> **Directive**
Find each line with the string "achieve" and report it.
<<<<
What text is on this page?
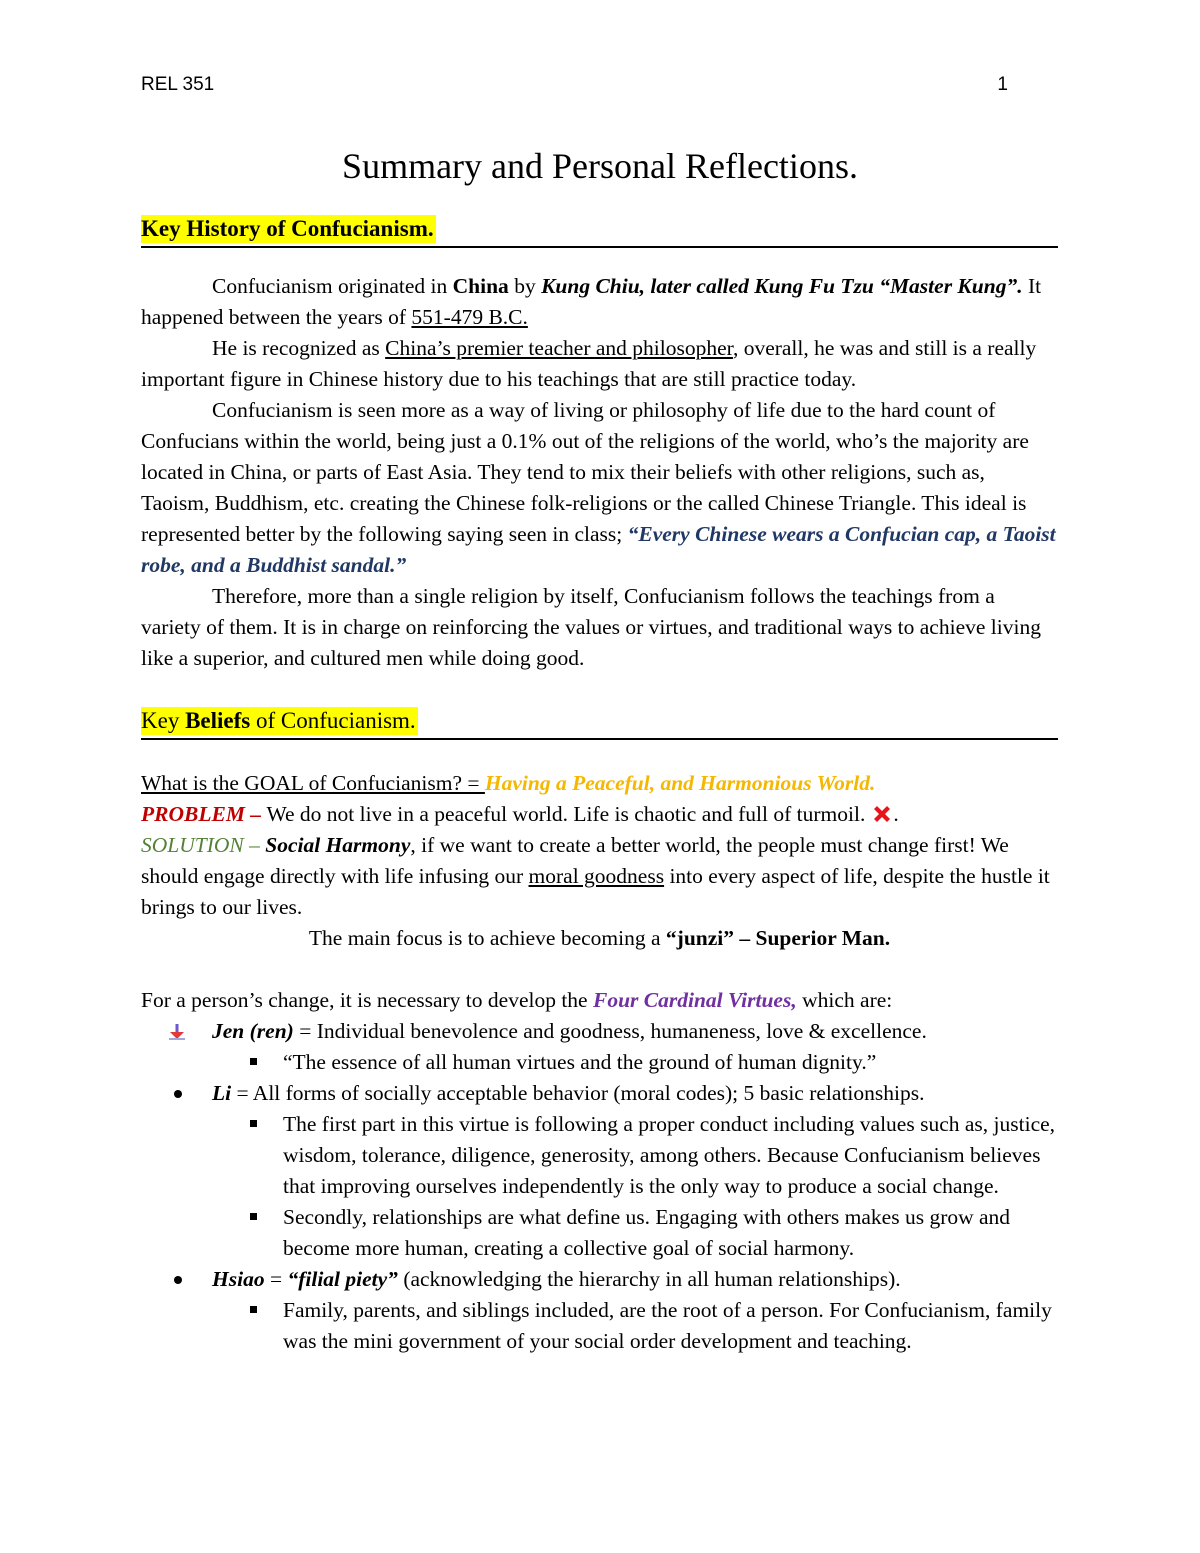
REL 351	1
Summary and Personal Reflections.
Key History of Confucianism.

Confucianism originated in China by Kung Chiu, later called Kung Fu Tzu “Master Kung”. It happened between the years of 551-479 B.C.

He is recognized as China’s premier teacher and philosopher, overall, he was and still is a really important figure in Chinese history due to his teachings that are still practice today.

Confucianism is seen more as a way of living or philosophy of life due to the hard count of Confucians within the world, being just a 0.1% out of the religions of the world, who’s the majority are located in China, or parts of East Asia. They tend to mix their beliefs with other religions, such as, Taoism, Buddhism, etc. creating the Chinese folk-religions or the called Chinese Triangle. This ideal is represented better by the following saying seen in class; “Every Chinese wears a Confucian cap, a Taoist robe, and a Buddhist sandal.”

Therefore, more than a single religion by itself, Confucianism follows the teachings from a variety of them. It is in charge on reinforcing the values or virtues, and traditional ways to achieve living like a superior, and cultured men while doing good.

Key Beliefs of Confucianism.

What is the GOAL of Confucianism? = Having a Peaceful, and Harmonious World.

PROBLEM – We do not live in a peaceful world. Life is chaotic and full of turmoil. .

SOLUTION – Social Harmony, if we want to create a better world, the people must change first! We should engage directly with life infusing our moral goodness into every aspect of life, despite the hustle it brings to our lives.

The main focus is to achieve becoming a “junzi” – Superior Man.

For a person’s change, it is necessary to develop the Four Cardinal Virtues, which are:

Jen (ren) = Individual benevolence and goodness, humaneness, love & excellence.
“The essence of all human virtues and the ground of human dignity.”
Li = All forms of socially acceptable behavior (moral codes); 5 basic relationships.
The first part in this virtue is following a proper conduct including values such as, justice, wisdom, tolerance, diligence, generosity, among others. Because Confucianism believes that improving ourselves independently is the only way to produce a social change.
Secondly, relationships are what define us. Engaging with others makes us grow and become more human, creating a collective goal of social harmony.
Hsiao = “filial piety” (acknowledging the hierarchy in all human relationships).
Family, parents, and siblings included, are the root of a person. For Confucianism, family was the mini government of your social order development and teaching.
>>>>
> **Written reply**
Therefore, more than a single religion by itself, Confucianism follows the teachings from a variety of them. It is in charge on reinforcing the values or virtues, and traditional ways to achieve living like a superior, and cultured men while doing good.
The main focus is to achieve becoming a “junzi” – Superior Man.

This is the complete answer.